(OBJECTIVE): Copy out each line of the listing that has the word "抖音角色榜" in it.

╭──

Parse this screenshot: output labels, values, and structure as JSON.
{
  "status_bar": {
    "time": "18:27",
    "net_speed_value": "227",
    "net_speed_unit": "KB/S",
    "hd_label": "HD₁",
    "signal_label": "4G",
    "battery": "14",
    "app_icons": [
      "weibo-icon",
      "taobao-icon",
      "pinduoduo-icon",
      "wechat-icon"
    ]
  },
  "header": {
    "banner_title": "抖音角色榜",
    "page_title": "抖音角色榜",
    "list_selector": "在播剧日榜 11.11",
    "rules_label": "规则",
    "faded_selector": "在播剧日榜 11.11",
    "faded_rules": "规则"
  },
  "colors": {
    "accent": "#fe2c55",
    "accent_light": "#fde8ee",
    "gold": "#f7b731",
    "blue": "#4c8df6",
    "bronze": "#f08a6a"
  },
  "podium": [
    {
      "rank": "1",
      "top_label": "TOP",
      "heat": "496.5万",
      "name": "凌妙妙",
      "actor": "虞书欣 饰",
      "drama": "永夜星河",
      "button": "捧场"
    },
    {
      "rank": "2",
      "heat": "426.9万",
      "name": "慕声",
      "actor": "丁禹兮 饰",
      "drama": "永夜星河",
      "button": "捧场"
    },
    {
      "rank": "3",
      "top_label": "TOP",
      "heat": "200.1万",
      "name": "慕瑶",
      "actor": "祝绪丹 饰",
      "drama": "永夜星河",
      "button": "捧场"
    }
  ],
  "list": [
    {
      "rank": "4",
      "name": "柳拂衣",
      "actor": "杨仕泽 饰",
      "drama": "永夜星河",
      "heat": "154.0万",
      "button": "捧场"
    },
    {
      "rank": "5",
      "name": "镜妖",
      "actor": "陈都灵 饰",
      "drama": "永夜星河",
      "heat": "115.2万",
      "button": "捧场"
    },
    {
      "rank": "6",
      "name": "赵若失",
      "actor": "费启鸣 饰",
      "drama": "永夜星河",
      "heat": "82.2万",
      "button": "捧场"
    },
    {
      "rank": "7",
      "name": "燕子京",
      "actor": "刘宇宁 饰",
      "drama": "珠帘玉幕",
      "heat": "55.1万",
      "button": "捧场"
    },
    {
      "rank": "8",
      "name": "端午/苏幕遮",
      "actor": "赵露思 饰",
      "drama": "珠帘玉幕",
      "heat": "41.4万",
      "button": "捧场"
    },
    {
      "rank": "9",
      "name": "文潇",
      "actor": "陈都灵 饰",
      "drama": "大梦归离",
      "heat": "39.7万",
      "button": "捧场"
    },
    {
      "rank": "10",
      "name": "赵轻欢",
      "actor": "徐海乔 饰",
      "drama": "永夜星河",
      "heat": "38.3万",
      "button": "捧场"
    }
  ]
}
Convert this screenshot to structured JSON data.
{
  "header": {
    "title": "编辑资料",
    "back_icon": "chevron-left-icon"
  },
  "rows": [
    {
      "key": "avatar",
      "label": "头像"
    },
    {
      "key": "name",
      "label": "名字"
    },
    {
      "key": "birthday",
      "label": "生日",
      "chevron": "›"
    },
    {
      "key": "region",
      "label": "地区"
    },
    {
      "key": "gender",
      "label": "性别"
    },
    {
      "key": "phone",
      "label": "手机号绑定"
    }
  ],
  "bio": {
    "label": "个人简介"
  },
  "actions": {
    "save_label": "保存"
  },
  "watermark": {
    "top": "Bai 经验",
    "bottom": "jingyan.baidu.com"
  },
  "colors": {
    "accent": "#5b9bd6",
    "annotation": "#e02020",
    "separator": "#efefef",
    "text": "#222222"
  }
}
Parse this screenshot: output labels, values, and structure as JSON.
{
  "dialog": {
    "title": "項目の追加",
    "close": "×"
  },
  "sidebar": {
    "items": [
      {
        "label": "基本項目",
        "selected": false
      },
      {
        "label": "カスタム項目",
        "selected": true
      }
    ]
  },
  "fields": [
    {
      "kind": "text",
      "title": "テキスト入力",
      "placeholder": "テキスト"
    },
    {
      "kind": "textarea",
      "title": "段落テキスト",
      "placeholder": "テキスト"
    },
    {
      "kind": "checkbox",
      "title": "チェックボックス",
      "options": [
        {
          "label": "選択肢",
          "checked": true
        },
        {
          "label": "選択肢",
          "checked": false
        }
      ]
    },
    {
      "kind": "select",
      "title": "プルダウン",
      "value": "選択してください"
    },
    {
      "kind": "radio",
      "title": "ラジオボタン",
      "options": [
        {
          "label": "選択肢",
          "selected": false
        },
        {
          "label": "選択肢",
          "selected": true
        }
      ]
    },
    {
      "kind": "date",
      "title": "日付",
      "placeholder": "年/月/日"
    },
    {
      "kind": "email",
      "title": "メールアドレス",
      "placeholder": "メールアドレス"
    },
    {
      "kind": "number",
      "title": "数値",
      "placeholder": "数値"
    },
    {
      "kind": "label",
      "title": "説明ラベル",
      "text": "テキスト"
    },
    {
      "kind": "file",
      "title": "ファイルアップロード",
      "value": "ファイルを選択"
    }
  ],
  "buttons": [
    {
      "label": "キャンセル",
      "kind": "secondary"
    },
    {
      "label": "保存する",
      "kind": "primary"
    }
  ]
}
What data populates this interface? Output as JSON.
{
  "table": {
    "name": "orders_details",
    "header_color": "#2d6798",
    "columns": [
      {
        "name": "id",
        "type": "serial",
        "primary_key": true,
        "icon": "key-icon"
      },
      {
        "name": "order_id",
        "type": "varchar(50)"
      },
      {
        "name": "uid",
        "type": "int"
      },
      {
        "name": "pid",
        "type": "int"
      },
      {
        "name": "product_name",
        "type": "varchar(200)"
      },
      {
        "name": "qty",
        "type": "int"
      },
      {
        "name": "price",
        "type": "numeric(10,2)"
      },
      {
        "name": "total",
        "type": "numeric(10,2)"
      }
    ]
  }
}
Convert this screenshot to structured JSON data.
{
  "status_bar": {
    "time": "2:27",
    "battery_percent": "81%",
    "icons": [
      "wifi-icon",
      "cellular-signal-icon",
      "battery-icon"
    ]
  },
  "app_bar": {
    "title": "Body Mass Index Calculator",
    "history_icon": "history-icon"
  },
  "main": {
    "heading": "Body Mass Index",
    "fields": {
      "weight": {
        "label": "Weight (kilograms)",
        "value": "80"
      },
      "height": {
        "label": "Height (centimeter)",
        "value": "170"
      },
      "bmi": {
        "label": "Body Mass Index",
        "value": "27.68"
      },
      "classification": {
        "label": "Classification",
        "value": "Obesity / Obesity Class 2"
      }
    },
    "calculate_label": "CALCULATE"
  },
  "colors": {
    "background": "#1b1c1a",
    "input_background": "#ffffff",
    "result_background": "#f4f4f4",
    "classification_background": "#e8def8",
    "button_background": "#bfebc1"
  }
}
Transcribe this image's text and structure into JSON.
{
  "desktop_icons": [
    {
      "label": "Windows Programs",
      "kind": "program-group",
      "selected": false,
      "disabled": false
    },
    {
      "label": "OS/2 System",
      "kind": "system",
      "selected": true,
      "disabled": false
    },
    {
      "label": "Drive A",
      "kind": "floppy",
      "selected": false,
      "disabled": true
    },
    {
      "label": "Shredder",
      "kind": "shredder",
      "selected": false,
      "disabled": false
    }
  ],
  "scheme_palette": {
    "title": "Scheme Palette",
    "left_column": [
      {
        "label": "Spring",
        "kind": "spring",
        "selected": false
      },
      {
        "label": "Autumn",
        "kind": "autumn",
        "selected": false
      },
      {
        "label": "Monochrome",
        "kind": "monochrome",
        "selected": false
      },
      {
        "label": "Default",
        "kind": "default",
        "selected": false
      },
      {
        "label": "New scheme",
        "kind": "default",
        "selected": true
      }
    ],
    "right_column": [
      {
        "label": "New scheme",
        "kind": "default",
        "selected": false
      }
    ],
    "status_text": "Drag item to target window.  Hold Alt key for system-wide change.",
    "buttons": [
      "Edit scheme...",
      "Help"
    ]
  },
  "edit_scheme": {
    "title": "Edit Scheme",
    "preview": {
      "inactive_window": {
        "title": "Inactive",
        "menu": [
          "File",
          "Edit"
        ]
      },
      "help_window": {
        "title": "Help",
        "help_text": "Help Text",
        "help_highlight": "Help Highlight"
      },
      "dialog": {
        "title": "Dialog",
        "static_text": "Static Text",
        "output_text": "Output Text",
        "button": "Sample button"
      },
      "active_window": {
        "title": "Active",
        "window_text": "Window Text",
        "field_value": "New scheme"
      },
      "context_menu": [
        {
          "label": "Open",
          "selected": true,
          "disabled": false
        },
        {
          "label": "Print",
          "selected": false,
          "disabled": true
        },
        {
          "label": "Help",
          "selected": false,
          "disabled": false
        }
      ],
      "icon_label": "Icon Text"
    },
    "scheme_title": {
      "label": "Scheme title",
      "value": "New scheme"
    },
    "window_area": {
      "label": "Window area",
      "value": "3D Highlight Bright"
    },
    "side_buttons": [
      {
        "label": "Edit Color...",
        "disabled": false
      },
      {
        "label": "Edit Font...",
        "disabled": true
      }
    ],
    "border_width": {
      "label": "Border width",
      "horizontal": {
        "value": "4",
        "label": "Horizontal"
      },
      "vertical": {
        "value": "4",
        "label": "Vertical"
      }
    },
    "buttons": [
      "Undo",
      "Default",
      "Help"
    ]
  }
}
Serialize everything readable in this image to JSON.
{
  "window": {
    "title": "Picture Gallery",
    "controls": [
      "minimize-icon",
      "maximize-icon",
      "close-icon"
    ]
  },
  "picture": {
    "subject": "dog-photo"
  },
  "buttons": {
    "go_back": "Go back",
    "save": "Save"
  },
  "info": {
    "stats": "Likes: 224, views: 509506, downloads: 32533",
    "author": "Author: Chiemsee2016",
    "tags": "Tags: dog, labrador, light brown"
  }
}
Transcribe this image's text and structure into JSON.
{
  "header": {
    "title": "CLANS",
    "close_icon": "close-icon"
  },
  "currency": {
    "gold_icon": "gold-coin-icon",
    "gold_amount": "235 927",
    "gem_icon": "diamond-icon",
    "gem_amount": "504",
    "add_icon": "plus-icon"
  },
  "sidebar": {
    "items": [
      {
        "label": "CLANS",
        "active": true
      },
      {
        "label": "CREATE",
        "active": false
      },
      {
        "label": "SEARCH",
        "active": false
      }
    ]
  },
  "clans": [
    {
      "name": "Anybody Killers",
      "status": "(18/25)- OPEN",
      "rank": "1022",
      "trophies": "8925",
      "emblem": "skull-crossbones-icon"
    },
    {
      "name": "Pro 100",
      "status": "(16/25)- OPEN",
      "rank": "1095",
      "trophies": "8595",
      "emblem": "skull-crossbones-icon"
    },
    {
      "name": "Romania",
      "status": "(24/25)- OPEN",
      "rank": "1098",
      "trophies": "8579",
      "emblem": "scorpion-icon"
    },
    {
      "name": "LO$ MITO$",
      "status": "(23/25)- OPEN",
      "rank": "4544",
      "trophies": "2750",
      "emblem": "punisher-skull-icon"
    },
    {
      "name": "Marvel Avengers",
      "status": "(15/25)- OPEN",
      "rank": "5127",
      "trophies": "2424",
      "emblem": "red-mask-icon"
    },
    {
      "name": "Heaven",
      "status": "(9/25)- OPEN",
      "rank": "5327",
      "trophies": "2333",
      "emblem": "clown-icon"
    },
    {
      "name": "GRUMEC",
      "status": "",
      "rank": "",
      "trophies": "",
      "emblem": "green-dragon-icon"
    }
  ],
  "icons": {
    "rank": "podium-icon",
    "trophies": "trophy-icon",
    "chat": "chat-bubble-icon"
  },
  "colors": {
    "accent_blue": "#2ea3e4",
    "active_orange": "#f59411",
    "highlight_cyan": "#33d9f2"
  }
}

╰──

(EXERCISE ANSWER):
    "banner_title": "抖音角色榜",
    "page_title": "抖音角色榜",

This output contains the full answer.